_Exercise aim:_ Retype each entry below exactly as it stands.

_Stored rows:_
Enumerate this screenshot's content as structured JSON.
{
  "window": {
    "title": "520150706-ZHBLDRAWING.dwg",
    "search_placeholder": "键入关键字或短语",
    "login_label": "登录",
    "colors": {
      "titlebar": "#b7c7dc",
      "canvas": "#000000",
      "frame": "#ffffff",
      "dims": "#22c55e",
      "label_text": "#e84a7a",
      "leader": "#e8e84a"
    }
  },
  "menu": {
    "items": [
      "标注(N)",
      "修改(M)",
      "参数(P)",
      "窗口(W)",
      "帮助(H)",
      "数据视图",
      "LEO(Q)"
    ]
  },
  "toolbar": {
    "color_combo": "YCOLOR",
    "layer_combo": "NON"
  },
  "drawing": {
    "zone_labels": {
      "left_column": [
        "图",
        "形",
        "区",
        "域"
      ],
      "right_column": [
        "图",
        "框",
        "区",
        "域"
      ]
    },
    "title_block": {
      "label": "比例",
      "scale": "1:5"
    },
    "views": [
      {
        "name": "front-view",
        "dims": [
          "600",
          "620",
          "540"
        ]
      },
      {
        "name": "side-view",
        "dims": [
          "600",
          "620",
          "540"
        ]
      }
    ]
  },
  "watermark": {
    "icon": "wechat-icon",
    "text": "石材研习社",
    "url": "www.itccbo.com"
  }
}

_Exercise answer:_
Enumerate this screenshot's content as structured JSON.
{
  "window": {
    "title": "520150706-ZHBLDRAWING.dwg",
    "search_placeholder": "键入关键字或短语",
    "login_label": "登录",
    "colors": {
      "titlebar": "#b7c7dc",
      "canvas": "#000000",
      "frame": "#ffffff",
      "dims": "#22c55e",
      "label_text": "#e84a7a",
      "leader": "#e8e84a"
    }
  },
  "menu": {
    "items": [
      "标注(N)",
      "修改(M)",
      "参数(P)",
      "窗口(W)",
      "帮助(H)",
      "数据视图",
      "LEO(Q)"
    ]
  },
  "toolbar": {
    "color_combo": "YCOLOR",
    "layer_combo": "NON"
  },
  "drawing": {
    "zone_labels": {
      "left_column": [
        "图",
        "形",
        "区",
        "域"
      ],
      "right_column": [
        "图",
        "框",
        "区",
        "域"
      ]
    },
    "title_block": {
      "label": "比例",
      "scale": "1:5"
    },
    "views": [
      {
        "name": "front-view",
        "dims": [
          "600",
          "620",
          "540"
        ]
      },
      {
        "name": "side-view",
        "dims": [
          "600",
          "620",
          "540"
        ]
      }
    ]
  },
  "watermark": {
    "icon": "wechat-icon",
    "text": "石材研习社",
    "url": "www.itccbo.com"
  }
}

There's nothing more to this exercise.